[Items from a dataset]
────────────────────────────────────────

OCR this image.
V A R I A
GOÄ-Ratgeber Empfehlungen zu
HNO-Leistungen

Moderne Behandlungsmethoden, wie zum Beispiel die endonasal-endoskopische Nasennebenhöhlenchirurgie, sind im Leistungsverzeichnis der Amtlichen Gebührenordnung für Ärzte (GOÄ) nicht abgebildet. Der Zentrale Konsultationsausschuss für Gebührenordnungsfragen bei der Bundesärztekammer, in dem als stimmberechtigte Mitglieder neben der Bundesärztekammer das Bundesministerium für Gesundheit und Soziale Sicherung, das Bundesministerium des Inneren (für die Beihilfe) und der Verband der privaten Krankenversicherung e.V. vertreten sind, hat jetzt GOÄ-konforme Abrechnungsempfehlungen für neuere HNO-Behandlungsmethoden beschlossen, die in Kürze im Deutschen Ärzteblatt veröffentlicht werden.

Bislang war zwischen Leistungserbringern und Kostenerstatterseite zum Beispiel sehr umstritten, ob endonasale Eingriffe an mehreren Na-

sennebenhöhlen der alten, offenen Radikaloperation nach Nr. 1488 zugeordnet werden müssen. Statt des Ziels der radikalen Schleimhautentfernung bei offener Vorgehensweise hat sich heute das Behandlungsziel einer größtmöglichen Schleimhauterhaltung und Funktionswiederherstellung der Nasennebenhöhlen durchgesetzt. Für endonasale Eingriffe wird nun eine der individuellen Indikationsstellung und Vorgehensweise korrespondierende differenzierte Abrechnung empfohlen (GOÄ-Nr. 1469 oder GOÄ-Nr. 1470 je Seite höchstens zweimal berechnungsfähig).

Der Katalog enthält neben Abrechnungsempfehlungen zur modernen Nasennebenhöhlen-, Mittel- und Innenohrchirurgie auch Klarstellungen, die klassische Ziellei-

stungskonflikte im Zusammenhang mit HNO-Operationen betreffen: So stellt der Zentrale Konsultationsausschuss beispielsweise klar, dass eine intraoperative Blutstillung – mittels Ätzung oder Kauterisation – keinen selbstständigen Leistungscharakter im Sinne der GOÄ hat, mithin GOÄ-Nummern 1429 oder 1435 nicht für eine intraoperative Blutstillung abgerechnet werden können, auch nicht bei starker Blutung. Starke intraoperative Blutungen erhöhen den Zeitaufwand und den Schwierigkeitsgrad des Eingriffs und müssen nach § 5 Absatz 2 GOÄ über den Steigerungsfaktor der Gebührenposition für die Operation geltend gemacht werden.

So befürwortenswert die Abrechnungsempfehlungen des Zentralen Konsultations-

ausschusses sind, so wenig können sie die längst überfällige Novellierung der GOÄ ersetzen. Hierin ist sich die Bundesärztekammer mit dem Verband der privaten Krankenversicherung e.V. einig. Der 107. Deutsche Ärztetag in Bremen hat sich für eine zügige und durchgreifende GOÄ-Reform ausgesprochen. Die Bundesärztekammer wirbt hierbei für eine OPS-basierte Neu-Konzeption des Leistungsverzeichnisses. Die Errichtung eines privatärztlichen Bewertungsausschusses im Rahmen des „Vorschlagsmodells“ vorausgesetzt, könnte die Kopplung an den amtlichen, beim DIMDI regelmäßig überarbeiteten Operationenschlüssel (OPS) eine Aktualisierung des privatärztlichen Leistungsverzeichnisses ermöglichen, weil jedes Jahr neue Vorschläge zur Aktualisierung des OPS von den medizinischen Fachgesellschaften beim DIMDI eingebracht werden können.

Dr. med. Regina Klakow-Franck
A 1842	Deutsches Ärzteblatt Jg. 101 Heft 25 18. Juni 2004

────────────────────────────────────────

- **Request**
Show the data once more, exactly as it was written.

- **Full solution**
OCR this image.
V A R I A
GOÄ-Ratgeber Empfehlungen zu
HNO-Leistungen

Moderne Behandlungsmethoden, wie zum Beispiel die endonasal-endoskopische Nasennebenhöhlenchirurgie, sind im Leistungsverzeichnis der Amtlichen Gebührenordnung für Ärzte (GOÄ) nicht abgebildet. Der Zentrale Konsultationsausschuss für Gebührenordnungsfragen bei der Bundesärztekammer, in dem als stimmberechtigte Mitglieder neben der Bundesärztekammer das Bundesministerium für Gesundheit und Soziale Sicherung, das Bundesministerium des Inneren (für die Beihilfe) und der Verband der privaten Krankenversicherung e.V. vertreten sind, hat jetzt GOÄ-konforme Abrechnungsempfehlungen für neuere HNO-Behandlungsmethoden beschlossen, die in Kürze im Deutschen Ärzteblatt veröffentlicht werden.

Bislang war zwischen Leistungserbringern und Kostenerstatterseite zum Beispiel sehr umstritten, ob endonasale Eingriffe an mehreren Na-

sennebenhöhlen der alten, offenen Radikaloperation nach Nr. 1488 zugeordnet werden müssen. Statt des Ziels der radikalen Schleimhautentfernung bei offener Vorgehensweise hat sich heute das Behandlungsziel einer größtmöglichen Schleimhauterhaltung und Funktionswiederherstellung der Nasennebenhöhlen durchgesetzt. Für endonasale Eingriffe wird nun eine der individuellen Indikationsstellung und Vorgehensweise korrespondierende differenzierte Abrechnung empfohlen (GOÄ-Nr. 1469 oder GOÄ-Nr. 1470 je Seite höchstens zweimal berechnungsfähig).

Der Katalog enthält neben Abrechnungsempfehlungen zur modernen Nasennebenhöhlen-, Mittel- und Innenohrchirurgie auch Klarstellungen, die klassische Ziellei-

stungskonflikte im Zusammenhang mit HNO-Operationen betreffen: So stellt der Zentrale Konsultationsausschuss beispielsweise klar, dass eine intraoperative Blutstillung – mittels Ätzung oder Kauterisation – keinen selbstständigen Leistungscharakter im Sinne der GOÄ hat, mithin GOÄ-Nummern 1429 oder 1435 nicht für eine intraoperative Blutstillung abgerechnet werden können, auch nicht bei starker Blutung. Starke intraoperative Blutungen erhöhen den Zeitaufwand und den Schwierigkeitsgrad des Eingriffs und müssen nach § 5 Absatz 2 GOÄ über den Steigerungsfaktor der Gebührenposition für die Operation geltend gemacht werden.

So befürwortenswert die Abrechnungsempfehlungen des Zentralen Konsultations-

ausschusses sind, so wenig können sie die längst überfällige Novellierung der GOÄ ersetzen. Hierin ist sich die Bundesärztekammer mit dem Verband der privaten Krankenversicherung e.V. einig. Der 107. Deutsche Ärztetag in Bremen hat sich für eine zügige und durchgreifende GOÄ-Reform ausgesprochen. Die Bundesärztekammer wirbt hierbei für eine OPS-basierte Neu-Konzeption des Leistungsverzeichnisses. Die Errichtung eines privatärztlichen Bewertungsausschusses im Rahmen des „Vorschlagsmodells“ vorausgesetzt, könnte die Kopplung an den amtlichen, beim DIMDI regelmäßig überarbeiteten Operationenschlüssel (OPS) eine Aktualisierung des privatärztlichen Leistungsverzeichnisses ermöglichen, weil jedes Jahr neue Vorschläge zur Aktualisierung des OPS von den medizinischen Fachgesellschaften beim DIMDI eingebracht werden können.

Dr. med. Regina Klakow-Franck
A 1842	Deutsches Ärzteblatt Jg. 101 Heft 25 18. Juni 2004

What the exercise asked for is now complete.